Challenge: Repeat each entry word for word. Leave any images out of the copy.

Data records

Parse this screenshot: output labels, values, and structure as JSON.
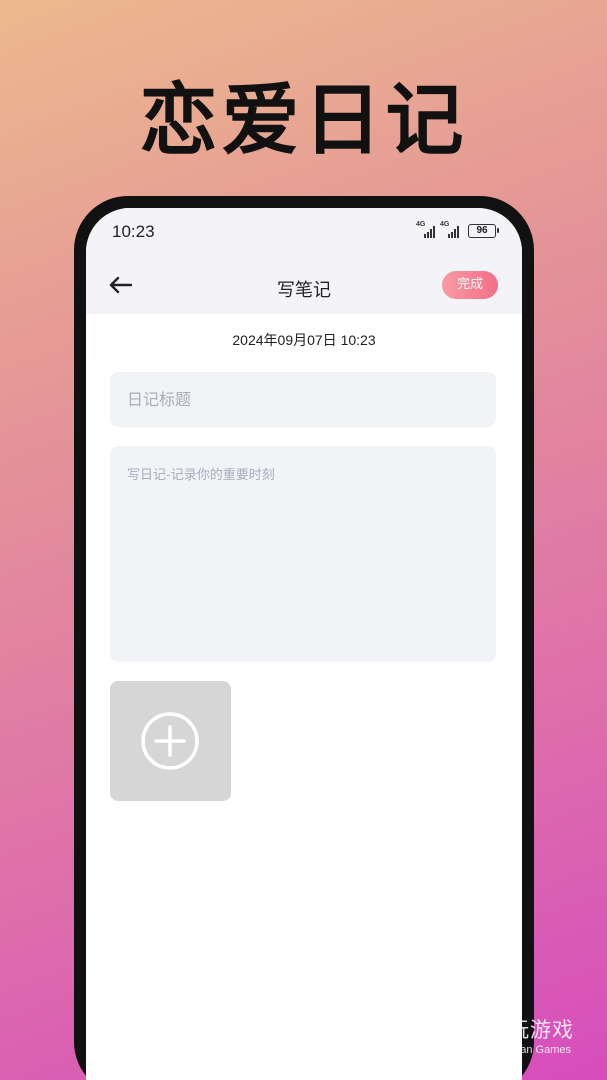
{
  "promo": {
    "title": "恋爱日记"
  },
  "status_bar": {
    "time": "10:23",
    "network_1": "4G",
    "network_2": "4G",
    "battery": "96"
  },
  "nav": {
    "title": "写笔记",
    "done_label": "完成",
    "back_icon": "arrow-left-icon"
  },
  "editor": {
    "date": "2024年09月07日 10:23",
    "title_placeholder": "日记标题",
    "content_placeholder": "写日记-记录你的重要时刻",
    "add_photo_icon": "plus-circle-icon"
  },
  "watermark": {
    "name_cn": "仍玩游戏",
    "name_en": "Rengwan Games"
  }
}
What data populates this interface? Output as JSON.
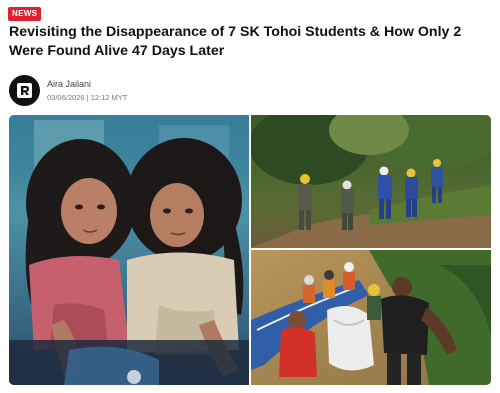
{
  "badge": {
    "label": "NEWS"
  },
  "article": {
    "title": "Revisiting the Disappearance of 7 SK Tohoi Students & How Only 2 Were Found Alive 47 Days Later"
  },
  "author": {
    "name": "Aira Jailani",
    "date": "03/06/2026",
    "separator": "|",
    "time": "12:12 MYT",
    "avatar_letter": "R"
  },
  "colors": {
    "badge_bg": "#e0202f",
    "avatar_bg": "#111111"
  },
  "images": {
    "left": "photo-two-girls",
    "top_right": "photo-rescue-team-hillside",
    "bottom_right": "photo-rescuers-at-riverbank"
  }
}
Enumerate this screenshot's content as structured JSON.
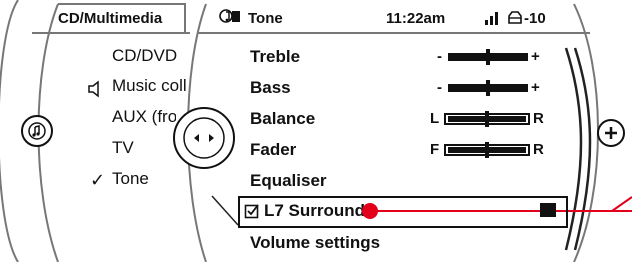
{
  "left_panel": {
    "title": "CD/Multimedia",
    "items": [
      {
        "label": "CD/DVD",
        "icon": null,
        "checked": false
      },
      {
        "label": "Music colle",
        "icon": "speaker-icon",
        "checked": false
      },
      {
        "label": "AUX (fro",
        "icon": null,
        "checked": false
      },
      {
        "label": "TV",
        "icon": null,
        "checked": false
      },
      {
        "label": "Tone",
        "icon": "check-icon",
        "checked": true
      }
    ]
  },
  "header": {
    "title": "Tone",
    "title_icon": "music-note-icon",
    "time": "11:22am",
    "signal_icon": "signal-strength-icon",
    "temp_icon": "car-temp-icon",
    "temp_value": "-10"
  },
  "menu": {
    "items": [
      {
        "label": "Treble",
        "type": "slider",
        "left": "-",
        "right": "+",
        "level": 0.5
      },
      {
        "label": "Bass",
        "type": "slider",
        "left": "-",
        "right": "+",
        "level": 0.5
      },
      {
        "label": "Balance",
        "type": "slider",
        "left": "L",
        "right": "R",
        "level": 0.5
      },
      {
        "label": "Fader",
        "type": "slider",
        "left": "F",
        "right": "R",
        "level": 0.5
      },
      {
        "label": "Equaliser",
        "type": "text"
      },
      {
        "label": "L7 Surround",
        "type": "checkbox",
        "selected": true
      },
      {
        "label": "Volume settings",
        "type": "text"
      }
    ]
  },
  "controller": {
    "left_button_icon": "music-note-icon",
    "right_button_icon": "plus-icon",
    "center_knob_icon": "controller-arrows-icon"
  },
  "colors": {
    "accent_red": "#e3001b",
    "bg": "#ffffff",
    "fg": "#111111"
  }
}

Exercise solution:
Parse this screenshot: output labels, values, and structure as JSON.
{
  "promo": {
    "title": "恋爱日记"
  },
  "status_bar": {
    "time": "10:23",
    "network_1": "4G",
    "network_2": "4G",
    "battery": "96"
  },
  "nav": {
    "title": "写笔记",
    "done_label": "完成",
    "back_icon": "arrow-left-icon"
  },
  "editor": {
    "date": "2024年09月07日 10:23",
    "title_placeholder": "日记标题",
    "content_placeholder": "写日记-记录你的重要时刻",
    "add_photo_icon": "plus-circle-icon"
  },
  "watermark": {
    "name_cn": "仍玩游戏",
    "name_en": "Rengwan Games"
  }
}
What data populates this interface? Output as JSON.
{
  "badge": {
    "label": "NEWS"
  },
  "article": {
    "title": "Revisiting the Disappearance of 7 SK Tohoi Students & How Only 2 Were Found Alive 47 Days Later"
  },
  "author": {
    "name": "Aira Jailani",
    "date": "03/06/2026",
    "separator": "|",
    "time": "12:12 MYT",
    "avatar_letter": "R"
  },
  "colors": {
    "badge_bg": "#e0202f",
    "avatar_bg": "#111111"
  },
  "images": {
    "left": "photo-two-girls",
    "top_right": "photo-rescue-team-hillside",
    "bottom_right": "photo-rescuers-at-riverbank"
  }
}
Enumerate this screenshot's content as structured JSON.
{
  "left_panel": {
    "title": "CD/Multimedia",
    "items": [
      {
        "label": "CD/DVD",
        "icon": null,
        "checked": false
      },
      {
        "label": "Music colle",
        "icon": "speaker-icon",
        "checked": false
      },
      {
        "label": "AUX (fro",
        "icon": null,
        "checked": false
      },
      {
        "label": "TV",
        "icon": null,
        "checked": false
      },
      {
        "label": "Tone",
        "icon": "check-icon",
        "checked": true
      }
    ]
  },
  "header": {
    "title": "Tone",
    "title_icon": "music-note-icon",
    "time": "11:22am",
    "signal_icon": "signal-strength-icon",
    "temp_icon": "car-temp-icon",
    "temp_value": "-10"
  },
  "menu": {
    "items": [
      {
        "label": "Treble",
        "type": "slider",
        "left": "-",
        "right": "+",
        "level": 0.5
      },
      {
        "label": "Bass",
        "type": "slider",
        "left": "-",
        "right": "+",
        "level": 0.5
      },
      {
        "label": "Balance",
        "type": "slider",
        "left": "L",
        "right": "R",
        "level": 0.5
      },
      {
        "label": "Fader",
        "type": "slider",
        "left": "F",
        "right": "R",
        "level": 0.5
      },
      {
        "label": "Equaliser",
        "type": "text"
      },
      {
        "label": "L7 Surround",
        "type": "checkbox",
        "selected": true
      },
      {
        "label": "Volume settings",
        "type": "text"
      }
    ]
  },
  "controller": {
    "left_button_icon": "music-note-icon",
    "right_button_icon": "plus-icon",
    "center_knob_icon": "controller-arrows-icon"
  },
  "colors": {
    "accent_red": "#e3001b",
    "bg": "#ffffff",
    "fg": "#111111"
  }
}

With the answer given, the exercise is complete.